_RECORD EXCERPTS_
● ● ● ● ●

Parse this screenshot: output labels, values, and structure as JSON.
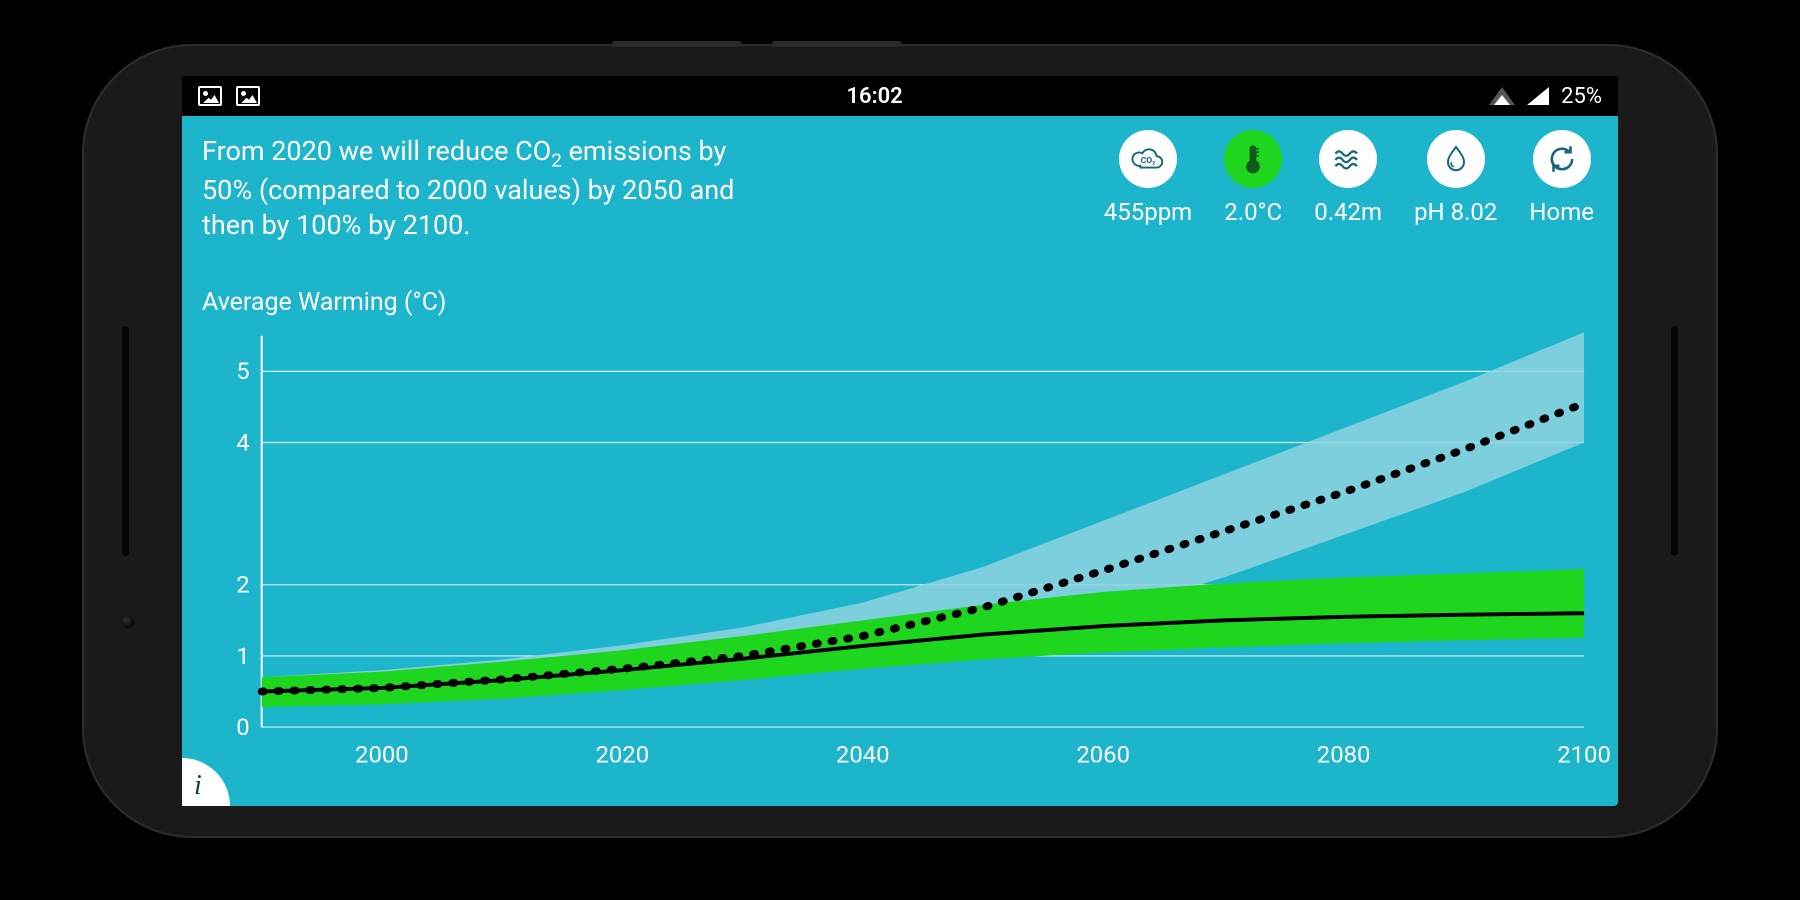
{
  "statusbar": {
    "time": "16:02",
    "battery": "25%"
  },
  "description_html": "From 2020 we will reduce CO<sub>2</sub> emissions by 50% (compared to 2000 values) by 2050 and then by 100% by 2100.",
  "chart_title": "Average Warming (°C)",
  "metrics": [
    {
      "key": "co2",
      "label": "455ppm",
      "icon": "co2-cloud-icon",
      "active": false
    },
    {
      "key": "temp",
      "label": "2.0°C",
      "icon": "thermometer-icon",
      "active": true
    },
    {
      "key": "sea",
      "label": "0.42m",
      "icon": "waves-icon",
      "active": false
    },
    {
      "key": "ph",
      "label": "pH 8.02",
      "icon": "droplet-icon",
      "active": false
    },
    {
      "key": "home",
      "label": "Home",
      "icon": "refresh-icon",
      "active": false
    }
  ],
  "info_button": "i",
  "chart": {
    "type": "line",
    "background_color": "#1cb5cc",
    "grid_color": "#d7f0f4",
    "axis_color": "#ffffff",
    "label_color": "#ffffff",
    "label_fontsize": 24,
    "x": {
      "min": 1990,
      "max": 2100,
      "ticks": [
        2000,
        2020,
        2040,
        2060,
        2080,
        2100
      ]
    },
    "y": {
      "min": 0,
      "max": 5.5,
      "ticks": [
        0,
        1,
        2,
        4,
        5
      ]
    },
    "baseline_band": {
      "fill": "#8fd4e0",
      "opacity": 0.85,
      "upper": [
        [
          1990,
          0.7
        ],
        [
          2000,
          0.8
        ],
        [
          2010,
          0.95
        ],
        [
          2020,
          1.15
        ],
        [
          2030,
          1.4
        ],
        [
          2040,
          1.75
        ],
        [
          2050,
          2.25
        ],
        [
          2060,
          2.9
        ],
        [
          2070,
          3.55
        ],
        [
          2080,
          4.2
        ],
        [
          2090,
          4.85
        ],
        [
          2100,
          5.55
        ]
      ],
      "lower": [
        [
          1990,
          0.3
        ],
        [
          2000,
          0.35
        ],
        [
          2010,
          0.45
        ],
        [
          2020,
          0.55
        ],
        [
          2030,
          0.7
        ],
        [
          2040,
          0.9
        ],
        [
          2050,
          1.2
        ],
        [
          2060,
          1.6
        ],
        [
          2070,
          2.1
        ],
        [
          2080,
          2.7
        ],
        [
          2090,
          3.3
        ],
        [
          2100,
          4.0
        ]
      ]
    },
    "baseline_line": {
      "stroke": "#000000",
      "stroke_width": 8,
      "dash": "2 14",
      "points": [
        [
          1990,
          0.5
        ],
        [
          2000,
          0.55
        ],
        [
          2010,
          0.67
        ],
        [
          2020,
          0.82
        ],
        [
          2030,
          1.0
        ],
        [
          2040,
          1.28
        ],
        [
          2050,
          1.68
        ],
        [
          2060,
          2.2
        ],
        [
          2070,
          2.75
        ],
        [
          2080,
          3.3
        ],
        [
          2090,
          3.9
        ],
        [
          2100,
          4.55
        ]
      ]
    },
    "scenario_band": {
      "fill": "#1fd61f",
      "opacity": 1,
      "upper": [
        [
          1990,
          0.7
        ],
        [
          2000,
          0.78
        ],
        [
          2010,
          0.92
        ],
        [
          2020,
          1.08
        ],
        [
          2030,
          1.28
        ],
        [
          2040,
          1.5
        ],
        [
          2050,
          1.72
        ],
        [
          2060,
          1.9
        ],
        [
          2070,
          2.02
        ],
        [
          2080,
          2.1
        ],
        [
          2090,
          2.16
        ],
        [
          2100,
          2.22
        ]
      ],
      "lower": [
        [
          1990,
          0.28
        ],
        [
          2000,
          0.32
        ],
        [
          2010,
          0.4
        ],
        [
          2020,
          0.52
        ],
        [
          2030,
          0.66
        ],
        [
          2040,
          0.82
        ],
        [
          2050,
          0.95
        ],
        [
          2060,
          1.05
        ],
        [
          2070,
          1.12
        ],
        [
          2080,
          1.18
        ],
        [
          2090,
          1.22
        ],
        [
          2100,
          1.26
        ]
      ]
    },
    "scenario_line": {
      "stroke": "#000000",
      "stroke_width": 4,
      "points": [
        [
          1990,
          0.5
        ],
        [
          2000,
          0.55
        ],
        [
          2010,
          0.66
        ],
        [
          2020,
          0.8
        ],
        [
          2030,
          0.96
        ],
        [
          2040,
          1.14
        ],
        [
          2050,
          1.3
        ],
        [
          2060,
          1.42
        ],
        [
          2070,
          1.5
        ],
        [
          2080,
          1.55
        ],
        [
          2090,
          1.58
        ],
        [
          2100,
          1.6
        ]
      ]
    }
  }
}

● ● ● ● ●

_TASK DESCRIPTION_
Copy out all of the material exactly as written, without its pictures.

_COMPLETED EXERCISE_
Parse this screenshot: output labels, values, and structure as JSON.
{
  "statusbar": {
    "time": "16:02",
    "battery": "25%"
  },
  "description_html": "From 2020 we will reduce CO<sub>2</sub> emissions by 50% (compared to 2000 values) by 2050 and then by 100% by 2100.",
  "chart_title": "Average Warming (°C)",
  "metrics": [
    {
      "key": "co2",
      "label": "455ppm",
      "icon": "co2-cloud-icon",
      "active": false
    },
    {
      "key": "temp",
      "label": "2.0°C",
      "icon": "thermometer-icon",
      "active": true
    },
    {
      "key": "sea",
      "label": "0.42m",
      "icon": "waves-icon",
      "active": false
    },
    {
      "key": "ph",
      "label": "pH 8.02",
      "icon": "droplet-icon",
      "active": false
    },
    {
      "key": "home",
      "label": "Home",
      "icon": "refresh-icon",
      "active": false
    }
  ],
  "info_button": "i",
  "chart": {
    "type": "line",
    "background_color": "#1cb5cc",
    "grid_color": "#d7f0f4",
    "axis_color": "#ffffff",
    "label_color": "#ffffff",
    "label_fontsize": 24,
    "x": {
      "min": 1990,
      "max": 2100,
      "ticks": [
        2000,
        2020,
        2040,
        2060,
        2080,
        2100
      ]
    },
    "y": {
      "min": 0,
      "max": 5.5,
      "ticks": [
        0,
        1,
        2,
        4,
        5
      ]
    },
    "baseline_band": {
      "fill": "#8fd4e0",
      "opacity": 0.85,
      "upper": [
        [
          1990,
          0.7
        ],
        [
          2000,
          0.8
        ],
        [
          2010,
          0.95
        ],
        [
          2020,
          1.15
        ],
        [
          2030,
          1.4
        ],
        [
          2040,
          1.75
        ],
        [
          2050,
          2.25
        ],
        [
          2060,
          2.9
        ],
        [
          2070,
          3.55
        ],
        [
          2080,
          4.2
        ],
        [
          2090,
          4.85
        ],
        [
          2100,
          5.55
        ]
      ],
      "lower": [
        [
          1990,
          0.3
        ],
        [
          2000,
          0.35
        ],
        [
          2010,
          0.45
        ],
        [
          2020,
          0.55
        ],
        [
          2030,
          0.7
        ],
        [
          2040,
          0.9
        ],
        [
          2050,
          1.2
        ],
        [
          2060,
          1.6
        ],
        [
          2070,
          2.1
        ],
        [
          2080,
          2.7
        ],
        [
          2090,
          3.3
        ],
        [
          2100,
          4.0
        ]
      ]
    },
    "baseline_line": {
      "stroke": "#000000",
      "stroke_width": 8,
      "dash": "2 14",
      "points": [
        [
          1990,
          0.5
        ],
        [
          2000,
          0.55
        ],
        [
          2010,
          0.67
        ],
        [
          2020,
          0.82
        ],
        [
          2030,
          1.0
        ],
        [
          2040,
          1.28
        ],
        [
          2050,
          1.68
        ],
        [
          2060,
          2.2
        ],
        [
          2070,
          2.75
        ],
        [
          2080,
          3.3
        ],
        [
          2090,
          3.9
        ],
        [
          2100,
          4.55
        ]
      ]
    },
    "scenario_band": {
      "fill": "#1fd61f",
      "opacity": 1,
      "upper": [
        [
          1990,
          0.7
        ],
        [
          2000,
          0.78
        ],
        [
          2010,
          0.92
        ],
        [
          2020,
          1.08
        ],
        [
          2030,
          1.28
        ],
        [
          2040,
          1.5
        ],
        [
          2050,
          1.72
        ],
        [
          2060,
          1.9
        ],
        [
          2070,
          2.02
        ],
        [
          2080,
          2.1
        ],
        [
          2090,
          2.16
        ],
        [
          2100,
          2.22
        ]
      ],
      "lower": [
        [
          1990,
          0.28
        ],
        [
          2000,
          0.32
        ],
        [
          2010,
          0.4
        ],
        [
          2020,
          0.52
        ],
        [
          2030,
          0.66
        ],
        [
          2040,
          0.82
        ],
        [
          2050,
          0.95
        ],
        [
          2060,
          1.05
        ],
        [
          2070,
          1.12
        ],
        [
          2080,
          1.18
        ],
        [
          2090,
          1.22
        ],
        [
          2100,
          1.26
        ]
      ]
    },
    "scenario_line": {
      "stroke": "#000000",
      "stroke_width": 4,
      "points": [
        [
          1990,
          0.5
        ],
        [
          2000,
          0.55
        ],
        [
          2010,
          0.66
        ],
        [
          2020,
          0.8
        ],
        [
          2030,
          0.96
        ],
        [
          2040,
          1.14
        ],
        [
          2050,
          1.3
        ],
        [
          2060,
          1.42
        ],
        [
          2070,
          1.5
        ],
        [
          2080,
          1.55
        ],
        [
          2090,
          1.58
        ],
        [
          2100,
          1.6
        ]
      ]
    }
  }
}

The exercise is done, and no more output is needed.